SHORT TASK:
Output the material below in full, exactly as it is.
** Start RAW DATA **
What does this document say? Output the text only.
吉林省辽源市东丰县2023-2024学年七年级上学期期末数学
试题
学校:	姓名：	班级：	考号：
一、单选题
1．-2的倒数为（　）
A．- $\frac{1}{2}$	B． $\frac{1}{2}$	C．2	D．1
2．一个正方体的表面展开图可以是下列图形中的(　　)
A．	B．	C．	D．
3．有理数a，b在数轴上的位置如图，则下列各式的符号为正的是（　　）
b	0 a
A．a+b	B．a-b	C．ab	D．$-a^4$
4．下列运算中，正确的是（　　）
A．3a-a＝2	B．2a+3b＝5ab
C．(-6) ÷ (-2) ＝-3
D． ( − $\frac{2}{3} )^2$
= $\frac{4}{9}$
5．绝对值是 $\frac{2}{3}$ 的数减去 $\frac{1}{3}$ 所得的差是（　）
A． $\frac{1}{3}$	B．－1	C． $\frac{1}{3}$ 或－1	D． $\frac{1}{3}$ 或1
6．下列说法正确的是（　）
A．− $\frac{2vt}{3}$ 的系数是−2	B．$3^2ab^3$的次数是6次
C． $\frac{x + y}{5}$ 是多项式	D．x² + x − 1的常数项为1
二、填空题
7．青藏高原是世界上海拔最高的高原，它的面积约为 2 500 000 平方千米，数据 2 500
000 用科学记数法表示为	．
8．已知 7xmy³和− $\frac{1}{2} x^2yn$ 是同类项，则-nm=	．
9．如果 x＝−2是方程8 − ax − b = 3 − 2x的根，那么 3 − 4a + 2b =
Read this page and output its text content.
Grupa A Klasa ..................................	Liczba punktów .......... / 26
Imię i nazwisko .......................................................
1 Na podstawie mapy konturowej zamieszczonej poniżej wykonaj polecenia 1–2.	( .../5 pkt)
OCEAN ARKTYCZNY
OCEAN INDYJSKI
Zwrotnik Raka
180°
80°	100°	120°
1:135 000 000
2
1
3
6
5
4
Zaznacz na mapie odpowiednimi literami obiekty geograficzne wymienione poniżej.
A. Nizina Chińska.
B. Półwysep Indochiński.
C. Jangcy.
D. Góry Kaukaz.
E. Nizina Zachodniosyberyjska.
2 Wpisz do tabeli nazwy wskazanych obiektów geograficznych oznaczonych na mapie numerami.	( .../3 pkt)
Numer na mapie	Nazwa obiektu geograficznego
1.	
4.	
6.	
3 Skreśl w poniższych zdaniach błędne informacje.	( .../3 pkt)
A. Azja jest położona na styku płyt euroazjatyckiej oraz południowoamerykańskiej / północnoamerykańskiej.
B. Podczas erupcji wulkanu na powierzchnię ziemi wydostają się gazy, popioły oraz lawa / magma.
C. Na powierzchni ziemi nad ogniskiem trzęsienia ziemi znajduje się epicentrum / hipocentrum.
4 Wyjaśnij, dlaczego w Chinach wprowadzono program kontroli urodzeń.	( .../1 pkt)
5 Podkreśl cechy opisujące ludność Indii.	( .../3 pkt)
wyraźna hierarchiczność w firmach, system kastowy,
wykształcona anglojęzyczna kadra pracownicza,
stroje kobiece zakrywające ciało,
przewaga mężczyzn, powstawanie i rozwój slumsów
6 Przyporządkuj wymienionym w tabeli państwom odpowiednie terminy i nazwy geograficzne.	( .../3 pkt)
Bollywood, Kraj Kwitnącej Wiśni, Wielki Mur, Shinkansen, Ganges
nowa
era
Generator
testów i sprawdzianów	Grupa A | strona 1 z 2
** End RAW DATA **
EXERCISE RESULT:
What does this document say? Output the text only.
吉林省辽源市东丰县2023-2024学年七年级上学期期末数学
试题
学校:	姓名：	班级：	考号：
一、单选题
1．-2的倒数为（　）
A．- $\frac{1}{2}$	B． $\frac{1}{2}$	C．2	D．1
2．一个正方体的表面展开图可以是下列图形中的(　　)
A．	B．	C．	D．
3．有理数a，b在数轴上的位置如图，则下列各式的符号为正的是（　　）
b	0 a
A．a+b	B．a-b	C．ab	D．$-a^4$
4．下列运算中，正确的是（　　）
A．3a-a＝2	B．2a+3b＝5ab
C．(-6) ÷ (-2) ＝-3
D． ( − $\frac{2}{3} )^2$
= $\frac{4}{9}$
5．绝对值是 $\frac{2}{3}$ 的数减去 $\frac{1}{3}$ 所得的差是（　）
A． $\frac{1}{3}$	B．－1	C． $\frac{1}{3}$ 或－1	D． $\frac{1}{3}$ 或1
6．下列说法正确的是（　）
A．− $\frac{2vt}{3}$ 的系数是−2	B．$3^2ab^3$的次数是6次
C． $\frac{x + y}{5}$ 是多项式	D．x² + x − 1的常数项为1
二、填空题
7．青藏高原是世界上海拔最高的高原，它的面积约为 2 500 000 平方千米，数据 2 500
000 用科学记数法表示为	．
8．已知 7xmy³和− $\frac{1}{2} x^2yn$ 是同类项，则-nm=	．
9．如果 x＝−2是方程8 − ax − b = 3 − 2x的根，那么 3 − 4a + 2b =
Read this page and output its text content.
Grupa A Klasa ..................................	Liczba punktów .......... / 26
Imię i nazwisko .......................................................
1 Na podstawie mapy konturowej zamieszczonej poniżej wykonaj polecenia 1–2.	( .../5 pkt)
OCEAN ARKTYCZNY
OCEAN INDYJSKI
Zwrotnik Raka
180°
80°	100°	120°
1:135 000 000
2
1
3
6
5
4
Zaznacz na mapie odpowiednimi literami obiekty geograficzne wymienione poniżej.
A. Nizina Chińska.
B. Półwysep Indochiński.
C. Jangcy.
D. Góry Kaukaz.
E. Nizina Zachodniosyberyjska.
2 Wpisz do tabeli nazwy wskazanych obiektów geograficznych oznaczonych na mapie numerami.	( .../3 pkt)
Numer na mapie	Nazwa obiektu geograficznego
1.	
4.	
6.	
3 Skreśl w poniższych zdaniach błędne informacje.	( .../3 pkt)
A. Azja jest położona na styku płyt euroazjatyckiej oraz południowoamerykańskiej / północnoamerykańskiej.
B. Podczas erupcji wulkanu na powierzchnię ziemi wydostają się gazy, popioły oraz lawa / magma.
C. Na powierzchni ziemi nad ogniskiem trzęsienia ziemi znajduje się epicentrum / hipocentrum.
4 Wyjaśnij, dlaczego w Chinach wprowadzono program kontroli urodzeń.	( .../1 pkt)
5 Podkreśl cechy opisujące ludność Indii.	( .../3 pkt)
wyraźna hierarchiczność w firmach, system kastowy,
wykształcona anglojęzyczna kadra pracownicza,
stroje kobiece zakrywające ciało,
przewaga mężczyzn, powstawanie i rozwój slumsów
6 Przyporządkuj wymienionym w tabeli państwom odpowiednie terminy i nazwy geograficzne.	( .../3 pkt)
Bollywood, Kraj Kwitnącej Wiśni, Wielki Mur, Shinkansen, Ganges
nowa
era
Generator
testów i sprawdzianów	Grupa A | strona 1 z 2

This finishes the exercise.